_DATA EXCERPTS:_
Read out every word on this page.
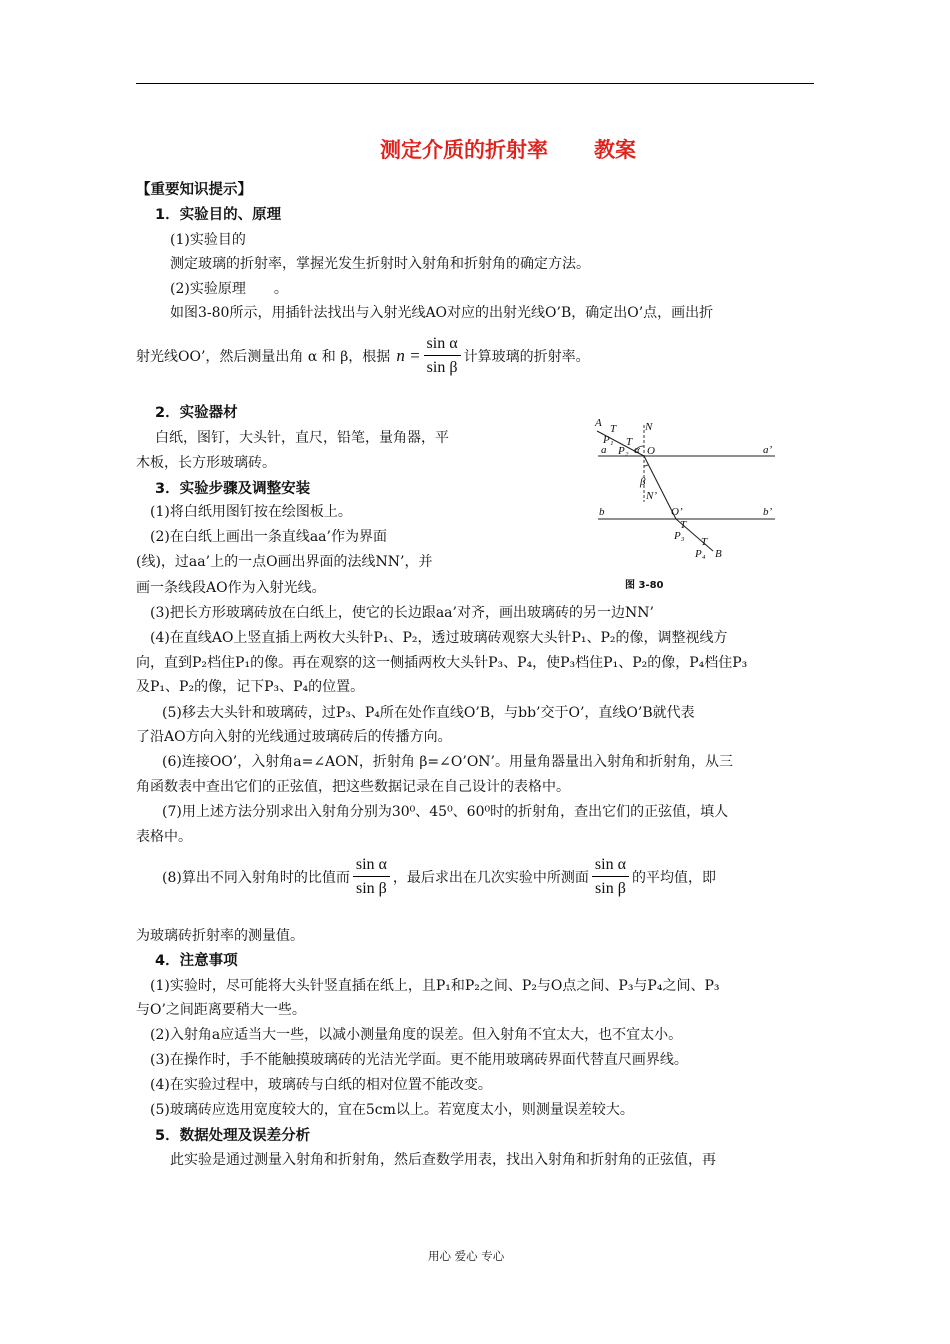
测定介质的折射率 教案
【重要知识提示】
1．实验目的、原理
(1)实验目的
测定玻璃的折射率，掌握光发生折射时入射角和折射角的确定方法。
(2)实验原理　　。
如图3-80所示，用插针法找出与入射光线AO对应的出射光线O’B，确定出O’点，画出折
射光线OO’，然后测量出角 α 和 β，根据 $n = \frac{\text{sin α}}{\text{sin β}}$ 计算玻璃的折射率。
2．实验器材
白纸，图钉，大头针，直尺，铅笔，量角器，平
木板，长方形玻璃砖。
3．实验步骤及调整安装
(1)将白纸用图钉按在绘图板上。
(2)在白纸上画出一条直线aa’作为界面
(线)，过aa’上的一点O画出界面的法线NN’，并
画一条线段AO作为入射光线。
(3)把长方形玻璃砖放在白纸上，使它的长边跟aa’对齐，画出玻璃砖的另一边NN’
(4)在直线AO上竖直插上两枚大头针P₁、P₂，透过玻璃砖观察大头针P₁、P₂的像，调整视线方
向，直到P₂档住P₁的像。再在观察的这一侧插两枚大头针P₃、P₄，使P₃档住P₁、P₂的像，P₄档住P₃
及P₁、P₂的像，记下P₃、P₄的位置。
(5)移去大头针和玻璃砖，过P₃、P₄所在处作直线O’B，与bb’交于O’，直线O’B就代表
了沿AO方向入射的光线通过玻璃砖后的传播方向。
(6)连接OO’，入射角a=∠AON，折射角 β=∠O’ON’。用量角器量出入射角和折射角，从三
角函数表中查出它们的正弦值，把这些数据记录在自己设计的表格中。
(7)用上述方法分别求出入射角分别为30⁰、45⁰、60⁰时的折射角，查出它们的正弦值，填人
表格中。
(8)算出不同入射角时的比值而 $\frac{\text{sin α}}{\text{sin β}}$ ，最后求出在几次实验中所测面 $\frac{\text{sin α}}{\text{sin β}}$ 的平均值，即
为玻璃砖折射率的测量值。
4．注意事项
(1)实验时，尽可能将大头针竖直插在纸上，且P₁和P₂之间、P₂与O点之间、P₃与P₄之间、P₃
与O’之间距离要稍大一些。
(2)入射角a应适当大一些，以减小测量角度的误差。但入射角不宜太大，也不宜太小。
(3)在操作时，手不能触摸玻璃砖的光洁光学面。更不能用玻璃砖界面代替直尺画界线。
(4)在实验过程中，玻璃砖与白纸的相对位置不能改变。
(5)玻璃砖应选用宽度较大的，宜在5cm以上。若宽度太小，则测量误差较大。
5．数据处理及误差分析
此实验是通过测量入射角和折射角，然后查数学用表，找出入射角和折射角的正弦值，再
A T
P₁ T
N
a P₂ α O	a’
β
N’
b	O’	b’
T
P₃ T
P₄ B
图 3-80
用心 爱心 专心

_WRITTEN EXERCISE:_
Output every entry word for word, but omit the pictures.

_TASK ANSWER:_
Read out every word on this page.
测定介质的折射率 教案
【重要知识提示】
1．实验目的、原理
(1)实验目的
测定玻璃的折射率，掌握光发生折射时入射角和折射角的确定方法。
(2)实验原理　　。
如图3-80所示，用插针法找出与入射光线AO对应的出射光线O’B，确定出O’点，画出折
射光线OO’，然后测量出角 α 和 β，根据 $n = \frac{\text{sin α}}{\text{sin β}}$ 计算玻璃的折射率。
2．实验器材
白纸，图钉，大头针，直尺，铅笔，量角器，平
木板，长方形玻璃砖。
3．实验步骤及调整安装
(1)将白纸用图钉按在绘图板上。
(2)在白纸上画出一条直线aa’作为界面
(线)，过aa’上的一点O画出界面的法线NN’，并
画一条线段AO作为入射光线。
(3)把长方形玻璃砖放在白纸上，使它的长边跟aa’对齐，画出玻璃砖的另一边NN’
(4)在直线AO上竖直插上两枚大头针P₁、P₂，透过玻璃砖观察大头针P₁、P₂的像，调整视线方
向，直到P₂档住P₁的像。再在观察的这一侧插两枚大头针P₃、P₄，使P₃档住P₁、P₂的像，P₄档住P₃
及P₁、P₂的像，记下P₃、P₄的位置。
(5)移去大头针和玻璃砖，过P₃、P₄所在处作直线O’B，与bb’交于O’，直线O’B就代表
了沿AO方向入射的光线通过玻璃砖后的传播方向。
(6)连接OO’，入射角a=∠AON，折射角 β=∠O’ON’。用量角器量出入射角和折射角，从三
角函数表中查出它们的正弦值，把这些数据记录在自己设计的表格中。
(7)用上述方法分别求出入射角分别为30⁰、45⁰、60⁰时的折射角，查出它们的正弦值，填人
表格中。
(8)算出不同入射角时的比值而 $\frac{\text{sin α}}{\text{sin β}}$ ，最后求出在几次实验中所测面 $\frac{\text{sin α}}{\text{sin β}}$ 的平均值，即
为玻璃砖折射率的测量值。
4．注意事项
(1)实验时，尽可能将大头针竖直插在纸上，且P₁和P₂之间、P₂与O点之间、P₃与P₄之间、P₃
与O’之间距离要稍大一些。
(2)入射角a应适当大一些，以减小测量角度的误差。但入射角不宜太大，也不宜太小。
(3)在操作时，手不能触摸玻璃砖的光洁光学面。更不能用玻璃砖界面代替直尺画界线。
(4)在实验过程中，玻璃砖与白纸的相对位置不能改变。
(5)玻璃砖应选用宽度较大的，宜在5cm以上。若宽度太小，则测量误差较大。
5．数据处理及误差分析
此实验是通过测量入射角和折射角，然后查数学用表，找出入射角和折射角的正弦值，再
A T
P₁ T
N
a P₂ α O	a’
β
N’
b	O’	b’
T
P₃ T
P₄ B
图 3-80
用心 爱心 专心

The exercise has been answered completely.